[Figure record listings]

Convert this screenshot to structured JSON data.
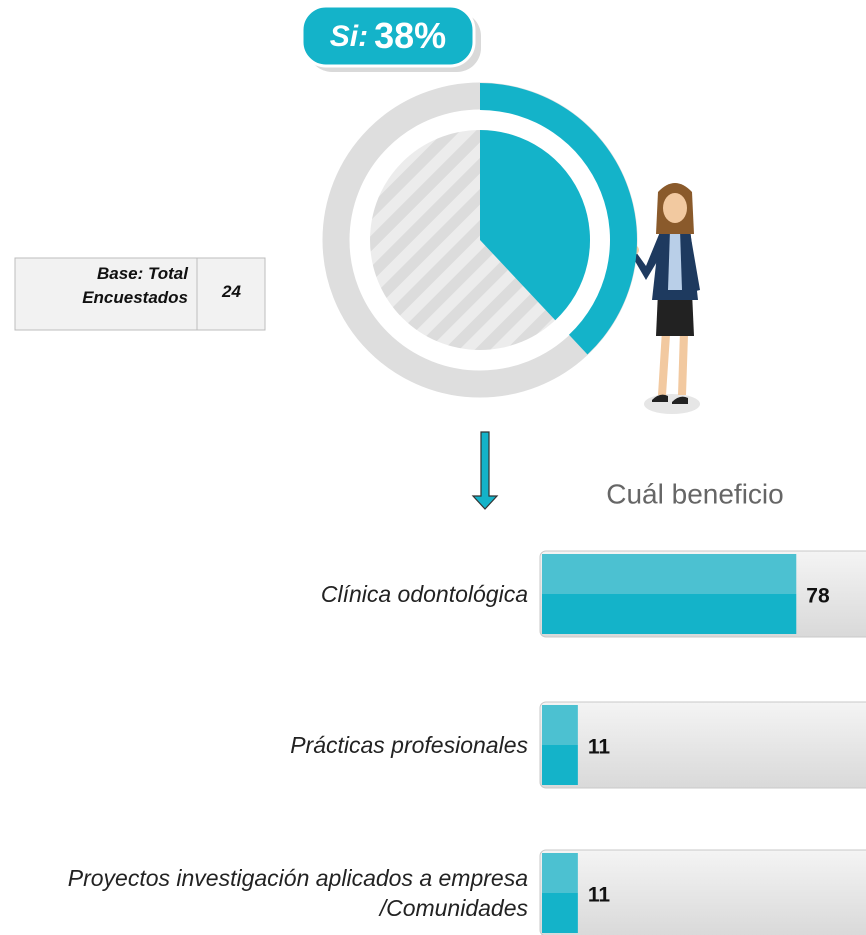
{
  "chart_data": [
    {
      "type": "donut",
      "categories": [
        "Si:"
      ],
      "values": [
        38
      ],
      "value_labels": [
        "38%"
      ],
      "color": "#14b3c9"
    },
    {
      "type": "hbar",
      "title": "Cuál beneficio",
      "categories": [
        "Clínica odontológica",
        "Prácticas profesionales",
        "Proyectos investigación aplicados a empresa /Comunidades"
      ],
      "values": [
        78,
        11,
        11
      ],
      "xlim": [
        0,
        100
      ],
      "color": "#14b3c9"
    }
  ],
  "base": {
    "label": "Base: Total Encuestados",
    "value": 24
  }
}
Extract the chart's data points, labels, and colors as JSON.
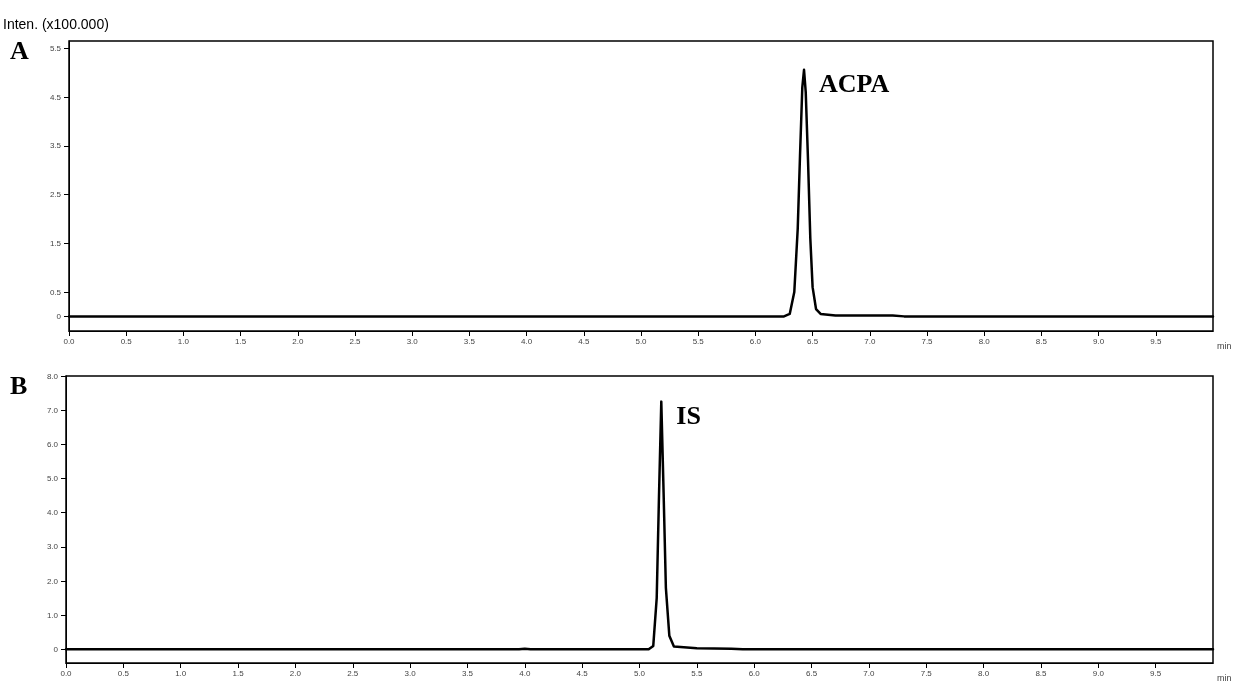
{
  "chart_data": [
    {
      "type": "line",
      "ylabel": "Inten. (x100.000)",
      "xlabel": "min",
      "annotations": [
        "A",
        "ACPA"
      ],
      "series": [
        {
          "color": "#000000",
          "x": [
            0,
            6.25,
            6.3,
            6.34,
            6.37,
            6.39,
            6.41,
            6.425,
            6.44,
            6.46,
            6.48,
            6.5,
            6.53,
            6.57,
            6.7,
            7.2,
            7.3,
            10
          ],
          "values": [
            0,
            0,
            0.05,
            0.5,
            1.8,
            3.3,
            4.7,
            5.06,
            4.6,
            3.2,
            1.6,
            0.6,
            0.15,
            0.05,
            0.02,
            0.02,
            0,
            0
          ]
        }
      ],
      "xlim": [
        0,
        10
      ],
      "xticks": [
        {
          "value": 0,
          "label": "0.0"
        },
        {
          "value": 0.5,
          "label": "0.5"
        },
        {
          "value": 1,
          "label": "1.0"
        },
        {
          "value": 1.5,
          "label": "1.5"
        },
        {
          "value": 2,
          "label": "2.0"
        },
        {
          "value": 2.5,
          "label": "2.5"
        },
        {
          "value": 3,
          "label": "3.0"
        },
        {
          "value": 3.5,
          "label": "3.5"
        },
        {
          "value": 4,
          "label": "4.0"
        },
        {
          "value": 4.5,
          "label": "4.5"
        },
        {
          "value": 5,
          "label": "5.0"
        },
        {
          "value": 5.5,
          "label": "5.5"
        },
        {
          "value": 6,
          "label": "6.0"
        },
        {
          "value": 6.5,
          "label": "6.5"
        },
        {
          "value": 7,
          "label": "7.0"
        },
        {
          "value": 7.5,
          "label": "7.5"
        },
        {
          "value": 8,
          "label": "8.0"
        },
        {
          "value": 8.5,
          "label": "8.5"
        },
        {
          "value": 9,
          "label": "9.0"
        },
        {
          "value": 9.5,
          "label": "9.5"
        }
      ],
      "ylim": [
        -0.3,
        5.65
      ],
      "yticks": [
        0,
        0.5,
        1.5,
        2.5,
        3.5,
        4.5,
        5.5
      ],
      "grid": false,
      "marker": "none",
      "line_style": "solid"
    },
    {
      "type": "line",
      "xlabel": "min",
      "annotations": [
        "B",
        "IS"
      ],
      "series": [
        {
          "color": "#000000",
          "x": [
            0,
            3.95,
            4.0,
            4.05,
            5.08,
            5.12,
            5.15,
            5.17,
            5.19,
            5.21,
            5.23,
            5.26,
            5.3,
            5.5,
            5.8,
            5.9,
            10
          ],
          "values": [
            0,
            0,
            0.02,
            0,
            0,
            0.1,
            1.5,
            4.5,
            7.25,
            4.6,
            1.8,
            0.4,
            0.08,
            0.03,
            0.02,
            0,
            0
          ]
        }
      ],
      "xlim": [
        0,
        10
      ],
      "xticks": [
        {
          "value": 0,
          "label": "0.0"
        },
        {
          "value": 0.5,
          "label": "0.5"
        },
        {
          "value": 1,
          "label": "1.0"
        },
        {
          "value": 1.5,
          "label": "1.5"
        },
        {
          "value": 2,
          "label": "2.0"
        },
        {
          "value": 2.5,
          "label": "2.5"
        },
        {
          "value": 3,
          "label": "3.0"
        },
        {
          "value": 3.5,
          "label": "3.5"
        },
        {
          "value": 4,
          "label": "4.0"
        },
        {
          "value": 4.5,
          "label": "4.5"
        },
        {
          "value": 5,
          "label": "5.0"
        },
        {
          "value": 5.5,
          "label": "5.5"
        },
        {
          "value": 6,
          "label": "6.0"
        },
        {
          "value": 6.5,
          "label": "6.5"
        },
        {
          "value": 7,
          "label": "7.0"
        },
        {
          "value": 7.5,
          "label": "7.5"
        },
        {
          "value": 8,
          "label": "8.0"
        },
        {
          "value": 8.5,
          "label": "8.5"
        },
        {
          "value": 9,
          "label": "9.0"
        },
        {
          "value": 9.5,
          "label": "9.5"
        }
      ],
      "ylim": [
        -0.4,
        8
      ],
      "yticks": [
        0,
        {
          "value": 1,
          "label": "1.0"
        },
        {
          "value": 2,
          "label": "2.0"
        },
        {
          "value": 3,
          "label": "3.0"
        },
        {
          "value": 4,
          "label": "4.0"
        },
        {
          "value": 5,
          "label": "5.0"
        },
        {
          "value": 6,
          "label": "6.0"
        },
        {
          "value": 7,
          "label": "7.0"
        },
        {
          "value": 8,
          "label": "8.0"
        }
      ],
      "grid": false,
      "marker": "none",
      "line_style": "solid"
    }
  ]
}
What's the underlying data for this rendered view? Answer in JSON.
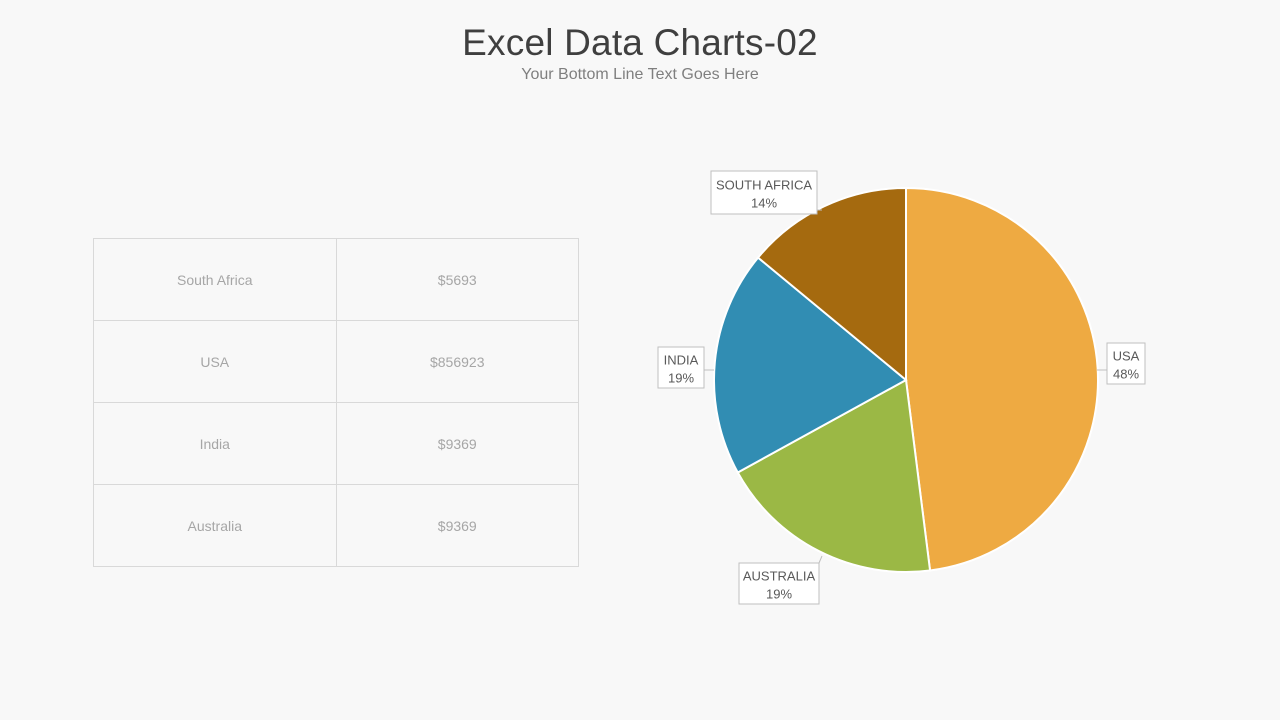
{
  "slide": {
    "title": "Excel Data Charts-02",
    "subtitle": "Your Bottom Line Text Goes Here"
  },
  "table": {
    "rows": [
      {
        "country": "South Africa",
        "value": "$5693"
      },
      {
        "country": "USA",
        "value": "$856923"
      },
      {
        "country": "India",
        "value": "$9369"
      },
      {
        "country": "Australia",
        "value": "$9369"
      }
    ]
  },
  "chart_data": {
    "type": "pie",
    "categories": [
      "USA",
      "AUSTRALIA",
      "INDIA",
      "SOUTH AFRICA"
    ],
    "values": [
      48,
      19,
      19,
      14
    ],
    "labels": [
      "48%",
      "19%",
      "19%",
      "14%"
    ],
    "colors": [
      "#eeaa42",
      "#9bb845",
      "#318db3",
      "#a56a0f"
    ],
    "start_angle_deg": 0,
    "direction": "clockwise",
    "legend": "none",
    "data_labels": "callouts"
  }
}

TASK INSTRUCTIONS: Print each line of the material above exactly, with the pictures removed from your copy.

RESULT OF THE EXERCISE:
Convert this screenshot to structured JSON data.
{
  "chart_data": [
    {
      "type": "donut",
      "categories": [
        "Si:"
      ],
      "values": [
        38
      ],
      "value_labels": [
        "38%"
      ],
      "color": "#14b3c9"
    },
    {
      "type": "hbar",
      "title": "Cuál beneficio",
      "categories": [
        "Clínica odontológica",
        "Prácticas profesionales",
        "Proyectos investigación aplicados a empresa /Comunidades"
      ],
      "values": [
        78,
        11,
        11
      ],
      "xlim": [
        0,
        100
      ],
      "color": "#14b3c9"
    }
  ],
  "base": {
    "label": "Base: Total Encuestados",
    "value": 24
  }
}
Extract the chart's data points, labels, and colors as JSON.
{
  "chart_data": [
    {
      "type": "line",
      "ylabel": "Inten. (x100.000)",
      "xlabel": "min",
      "annotations": [
        "A",
        "ACPA"
      ],
      "series": [
        {
          "color": "#000000",
          "x": [
            0,
            6.25,
            6.3,
            6.34,
            6.37,
            6.39,
            6.41,
            6.425,
            6.44,
            6.46,
            6.48,
            6.5,
            6.53,
            6.57,
            6.7,
            7.2,
            7.3,
            10
          ],
          "values": [
            0,
            0,
            0.05,
            0.5,
            1.8,
            3.3,
            4.7,
            5.06,
            4.6,
            3.2,
            1.6,
            0.6,
            0.15,
            0.05,
            0.02,
            0.02,
            0,
            0
          ]
        }
      ],
      "xlim": [
        0,
        10
      ],
      "xticks": [
        {
          "value": 0,
          "label": "0.0"
        },
        {
          "value": 0.5,
          "label": "0.5"
        },
        {
          "value": 1,
          "label": "1.0"
        },
        {
          "value": 1.5,
          "label": "1.5"
        },
        {
          "value": 2,
          "label": "2.0"
        },
        {
          "value": 2.5,
          "label": "2.5"
        },
        {
          "value": 3,
          "label": "3.0"
        },
        {
          "value": 3.5,
          "label": "3.5"
        },
        {
          "value": 4,
          "label": "4.0"
        },
        {
          "value": 4.5,
          "label": "4.5"
        },
        {
          "value": 5,
          "label": "5.0"
        },
        {
          "value": 5.5,
          "label": "5.5"
        },
        {
          "value": 6,
          "label": "6.0"
        },
        {
          "value": 6.5,
          "label": "6.5"
        },
        {
          "value": 7,
          "label": "7.0"
        },
        {
          "value": 7.5,
          "label": "7.5"
        },
        {
          "value": 8,
          "label": "8.0"
        },
        {
          "value": 8.5,
          "label": "8.5"
        },
        {
          "value": 9,
          "label": "9.0"
        },
        {
          "value": 9.5,
          "label": "9.5"
        }
      ],
      "ylim": [
        -0.3,
        5.65
      ],
      "yticks": [
        0,
        0.5,
        1.5,
        2.5,
        3.5,
        4.5,
        5.5
      ],
      "grid": false,
      "marker": "none",
      "line_style": "solid"
    },
    {
      "type": "line",
      "xlabel": "min",
      "annotations": [
        "B",
        "IS"
      ],
      "series": [
        {
          "color": "#000000",
          "x": [
            0,
            3.95,
            4.0,
            4.05,
            5.08,
            5.12,
            5.15,
            5.17,
            5.19,
            5.21,
            5.23,
            5.26,
            5.3,
            5.5,
            5.8,
            5.9,
            10
          ],
          "values": [
            0,
            0,
            0.02,
            0,
            0,
            0.1,
            1.5,
            4.5,
            7.25,
            4.6,
            1.8,
            0.4,
            0.08,
            0.03,
            0.02,
            0,
            0
          ]
        }
      ],
      "xlim": [
        0,
        10
      ],
      "xticks": [
        {
          "value": 0,
          "label": "0.0"
        },
        {
          "value": 0.5,
          "label": "0.5"
        },
        {
          "value": 1,
          "label": "1.0"
        },
        {
          "value": 1.5,
          "label": "1.5"
        },
        {
          "value": 2,
          "label": "2.0"
        },
        {
          "value": 2.5,
          "label": "2.5"
        },
        {
          "value": 3,
          "label": "3.0"
        },
        {
          "value": 3.5,
          "label": "3.5"
        },
        {
          "value": 4,
          "label": "4.0"
        },
        {
          "value": 4.5,
          "label": "4.5"
        },
        {
          "value": 5,
          "label": "5.0"
        },
        {
          "value": 5.5,
          "label": "5.5"
        },
        {
          "value": 6,
          "label": "6.0"
        },
        {
          "value": 6.5,
          "label": "6.5"
        },
        {
          "value": 7,
          "label": "7.0"
        },
        {
          "value": 7.5,
          "label": "7.5"
        },
        {
          "value": 8,
          "label": "8.0"
        },
        {
          "value": 8.5,
          "label": "8.5"
        },
        {
          "value": 9,
          "label": "9.0"
        },
        {
          "value": 9.5,
          "label": "9.5"
        }
      ],
      "ylim": [
        -0.4,
        8
      ],
      "yticks": [
        0,
        {
          "value": 1,
          "label": "1.0"
        },
        {
          "value": 2,
          "label": "2.0"
        },
        {
          "value": 3,
          "label": "3.0"
        },
        {
          "value": 4,
          "label": "4.0"
        },
        {
          "value": 5,
          "label": "5.0"
        },
        {
          "value": 6,
          "label": "6.0"
        },
        {
          "value": 7,
          "label": "7.0"
        },
        {
          "value": 8,
          "label": "8.0"
        }
      ],
      "grid": false,
      "marker": "none",
      "line_style": "solid"
    }
  ]
}
What's the underlying data for this rendered view? Answer in JSON.
{
  "slide": {
    "title": "Excel Data Charts-02",
    "subtitle": "Your Bottom Line Text Goes Here"
  },
  "table": {
    "rows": [
      {
        "country": "South Africa",
        "value": "$5693"
      },
      {
        "country": "USA",
        "value": "$856923"
      },
      {
        "country": "India",
        "value": "$9369"
      },
      {
        "country": "Australia",
        "value": "$9369"
      }
    ]
  },
  "chart_data": {
    "type": "pie",
    "categories": [
      "USA",
      "AUSTRALIA",
      "INDIA",
      "SOUTH AFRICA"
    ],
    "values": [
      48,
      19,
      19,
      14
    ],
    "labels": [
      "48%",
      "19%",
      "19%",
      "14%"
    ],
    "colors": [
      "#eeaa42",
      "#9bb845",
      "#318db3",
      "#a56a0f"
    ],
    "start_angle_deg": 0,
    "direction": "clockwise",
    "legend": "none",
    "data_labels": "callouts"
  }
}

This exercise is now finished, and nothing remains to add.